— Your objective —
Filter for the word "promouvoir" and keep each matching line.

— Input material —
+--

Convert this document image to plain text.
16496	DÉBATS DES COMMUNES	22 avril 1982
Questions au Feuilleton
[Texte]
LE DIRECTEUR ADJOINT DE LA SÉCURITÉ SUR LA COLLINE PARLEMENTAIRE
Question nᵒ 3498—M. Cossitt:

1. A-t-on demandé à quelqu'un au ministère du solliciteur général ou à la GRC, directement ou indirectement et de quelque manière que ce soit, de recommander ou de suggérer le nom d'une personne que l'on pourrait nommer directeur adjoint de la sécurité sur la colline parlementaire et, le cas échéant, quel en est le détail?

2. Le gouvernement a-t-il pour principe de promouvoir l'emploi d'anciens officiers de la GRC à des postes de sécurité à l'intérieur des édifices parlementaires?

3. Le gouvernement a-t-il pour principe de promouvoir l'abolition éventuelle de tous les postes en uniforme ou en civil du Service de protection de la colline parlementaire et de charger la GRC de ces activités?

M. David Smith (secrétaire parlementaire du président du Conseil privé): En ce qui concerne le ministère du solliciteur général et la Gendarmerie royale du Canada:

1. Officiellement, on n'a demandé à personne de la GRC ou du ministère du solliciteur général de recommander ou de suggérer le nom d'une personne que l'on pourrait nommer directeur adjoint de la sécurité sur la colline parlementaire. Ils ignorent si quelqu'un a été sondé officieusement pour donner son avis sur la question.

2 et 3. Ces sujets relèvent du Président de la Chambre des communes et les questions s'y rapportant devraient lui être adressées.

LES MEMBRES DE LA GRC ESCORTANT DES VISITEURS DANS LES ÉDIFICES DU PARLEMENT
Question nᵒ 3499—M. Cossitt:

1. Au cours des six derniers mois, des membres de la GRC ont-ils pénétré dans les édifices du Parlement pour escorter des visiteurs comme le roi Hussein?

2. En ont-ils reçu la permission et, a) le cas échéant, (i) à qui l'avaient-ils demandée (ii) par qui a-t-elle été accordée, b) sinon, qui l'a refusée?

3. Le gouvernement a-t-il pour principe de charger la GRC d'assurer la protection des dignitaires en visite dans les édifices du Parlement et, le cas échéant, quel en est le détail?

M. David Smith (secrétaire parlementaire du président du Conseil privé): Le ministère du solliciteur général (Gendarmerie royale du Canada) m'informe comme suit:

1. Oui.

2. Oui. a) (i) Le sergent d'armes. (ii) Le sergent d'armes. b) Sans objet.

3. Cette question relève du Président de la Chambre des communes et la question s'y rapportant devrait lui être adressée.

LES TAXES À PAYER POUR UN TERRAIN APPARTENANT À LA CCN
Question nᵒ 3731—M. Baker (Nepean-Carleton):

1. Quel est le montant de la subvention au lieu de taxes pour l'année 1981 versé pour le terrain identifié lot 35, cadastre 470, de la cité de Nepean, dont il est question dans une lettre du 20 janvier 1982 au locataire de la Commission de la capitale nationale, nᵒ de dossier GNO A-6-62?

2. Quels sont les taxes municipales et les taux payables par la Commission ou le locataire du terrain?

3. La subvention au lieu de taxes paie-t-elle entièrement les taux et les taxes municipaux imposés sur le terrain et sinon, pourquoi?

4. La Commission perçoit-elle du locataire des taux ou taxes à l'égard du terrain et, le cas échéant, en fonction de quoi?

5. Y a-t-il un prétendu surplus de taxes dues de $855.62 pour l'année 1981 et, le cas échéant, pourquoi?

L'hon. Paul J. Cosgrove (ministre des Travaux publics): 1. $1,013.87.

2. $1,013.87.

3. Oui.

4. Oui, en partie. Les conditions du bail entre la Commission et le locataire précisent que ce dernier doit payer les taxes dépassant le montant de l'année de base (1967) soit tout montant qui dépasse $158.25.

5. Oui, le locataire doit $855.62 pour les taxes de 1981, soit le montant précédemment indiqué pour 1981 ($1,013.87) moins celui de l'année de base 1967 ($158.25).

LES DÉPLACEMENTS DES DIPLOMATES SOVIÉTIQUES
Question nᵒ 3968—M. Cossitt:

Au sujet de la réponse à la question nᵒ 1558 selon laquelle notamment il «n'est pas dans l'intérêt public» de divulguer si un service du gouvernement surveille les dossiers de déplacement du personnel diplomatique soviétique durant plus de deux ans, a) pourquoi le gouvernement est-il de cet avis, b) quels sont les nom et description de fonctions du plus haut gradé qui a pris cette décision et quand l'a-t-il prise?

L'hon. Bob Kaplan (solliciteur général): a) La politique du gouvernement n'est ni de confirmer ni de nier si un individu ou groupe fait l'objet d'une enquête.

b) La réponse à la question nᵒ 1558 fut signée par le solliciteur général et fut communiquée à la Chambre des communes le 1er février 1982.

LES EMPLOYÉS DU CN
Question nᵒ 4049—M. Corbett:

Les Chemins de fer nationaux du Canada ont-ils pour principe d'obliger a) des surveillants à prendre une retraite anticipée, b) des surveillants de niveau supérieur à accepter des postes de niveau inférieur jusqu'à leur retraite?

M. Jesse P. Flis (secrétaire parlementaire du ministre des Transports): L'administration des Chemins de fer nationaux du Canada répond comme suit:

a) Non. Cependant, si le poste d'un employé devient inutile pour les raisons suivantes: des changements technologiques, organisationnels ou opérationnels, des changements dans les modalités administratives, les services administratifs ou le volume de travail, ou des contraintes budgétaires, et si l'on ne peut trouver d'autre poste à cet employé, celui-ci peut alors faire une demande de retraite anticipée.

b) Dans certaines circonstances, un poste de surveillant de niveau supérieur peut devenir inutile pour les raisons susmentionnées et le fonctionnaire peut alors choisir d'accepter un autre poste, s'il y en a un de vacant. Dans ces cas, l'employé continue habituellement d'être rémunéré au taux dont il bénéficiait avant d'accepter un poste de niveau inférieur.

+--

— Solution for this problem —
2. Le gouvernement a-t-il pour principe de promouvoir l'emploi d'anciens officiers de la GRC à des postes de sécurité à l'intérieur des édifices parlementaires?
3. Le gouvernement a-t-il pour principe de promouvoir l'abolition éventuelle de tous les postes en uniforme ou en civil du Service de protection de la colline parlementaire et de charger la GRC de ces activités?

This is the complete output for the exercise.